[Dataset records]
###

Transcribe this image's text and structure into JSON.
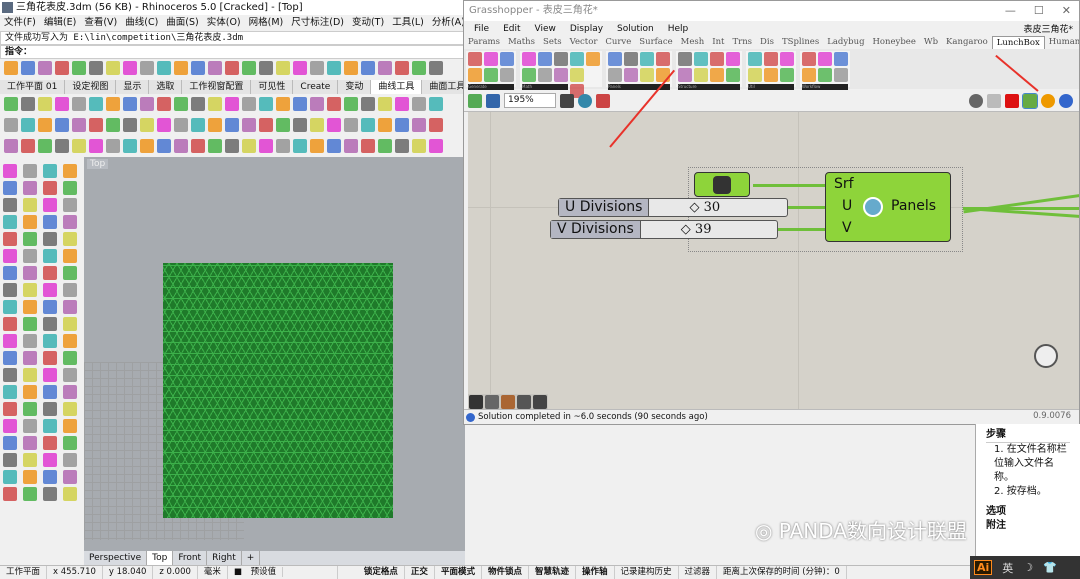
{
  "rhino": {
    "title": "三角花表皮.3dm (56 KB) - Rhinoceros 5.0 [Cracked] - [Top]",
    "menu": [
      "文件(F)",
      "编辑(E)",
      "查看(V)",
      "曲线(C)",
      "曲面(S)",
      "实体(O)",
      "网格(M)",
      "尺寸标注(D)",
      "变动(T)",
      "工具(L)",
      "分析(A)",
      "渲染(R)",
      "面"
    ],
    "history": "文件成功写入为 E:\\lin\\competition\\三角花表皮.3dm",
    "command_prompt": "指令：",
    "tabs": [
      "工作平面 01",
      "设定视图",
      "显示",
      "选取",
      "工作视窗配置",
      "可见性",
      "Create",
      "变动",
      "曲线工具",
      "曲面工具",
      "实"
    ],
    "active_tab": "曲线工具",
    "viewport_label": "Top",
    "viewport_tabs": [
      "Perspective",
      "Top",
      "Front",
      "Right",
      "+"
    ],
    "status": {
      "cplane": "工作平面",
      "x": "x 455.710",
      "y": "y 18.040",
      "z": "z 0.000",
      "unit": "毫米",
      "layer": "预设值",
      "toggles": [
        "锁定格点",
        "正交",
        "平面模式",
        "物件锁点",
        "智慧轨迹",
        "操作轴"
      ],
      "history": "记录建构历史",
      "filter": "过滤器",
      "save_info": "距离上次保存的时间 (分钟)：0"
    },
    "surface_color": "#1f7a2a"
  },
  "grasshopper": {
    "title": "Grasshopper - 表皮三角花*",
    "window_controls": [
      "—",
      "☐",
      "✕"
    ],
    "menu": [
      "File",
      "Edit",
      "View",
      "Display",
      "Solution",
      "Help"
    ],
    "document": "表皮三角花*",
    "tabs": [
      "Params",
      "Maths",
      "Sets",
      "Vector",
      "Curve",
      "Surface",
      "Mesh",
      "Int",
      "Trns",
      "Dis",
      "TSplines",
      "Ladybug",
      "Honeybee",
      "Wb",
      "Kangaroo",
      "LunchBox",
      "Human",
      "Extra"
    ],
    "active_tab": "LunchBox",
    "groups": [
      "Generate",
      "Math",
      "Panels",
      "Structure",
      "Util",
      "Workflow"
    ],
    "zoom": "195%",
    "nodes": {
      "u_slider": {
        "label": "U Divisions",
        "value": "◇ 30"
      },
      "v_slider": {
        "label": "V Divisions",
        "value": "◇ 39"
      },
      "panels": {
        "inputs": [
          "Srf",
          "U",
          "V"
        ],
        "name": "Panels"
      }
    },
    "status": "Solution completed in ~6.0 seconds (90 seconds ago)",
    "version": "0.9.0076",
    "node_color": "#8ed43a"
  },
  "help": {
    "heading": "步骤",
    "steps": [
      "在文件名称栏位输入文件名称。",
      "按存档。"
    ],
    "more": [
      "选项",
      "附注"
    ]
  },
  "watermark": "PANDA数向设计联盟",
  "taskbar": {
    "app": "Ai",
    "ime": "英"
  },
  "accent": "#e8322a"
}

###

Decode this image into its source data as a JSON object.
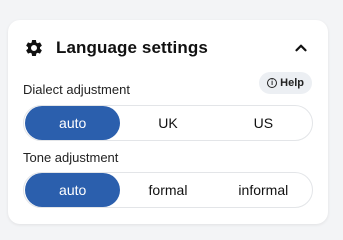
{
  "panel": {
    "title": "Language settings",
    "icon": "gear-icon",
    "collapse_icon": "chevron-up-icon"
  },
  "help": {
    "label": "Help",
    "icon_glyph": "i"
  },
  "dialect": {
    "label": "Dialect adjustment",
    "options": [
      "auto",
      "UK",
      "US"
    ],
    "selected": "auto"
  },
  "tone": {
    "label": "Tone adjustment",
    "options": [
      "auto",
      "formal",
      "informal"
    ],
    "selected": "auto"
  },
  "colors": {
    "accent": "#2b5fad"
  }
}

###

Challenge -
Each line containing the word "title" counts once; say how many such lines there are, giving only the number.

Result of the task -
3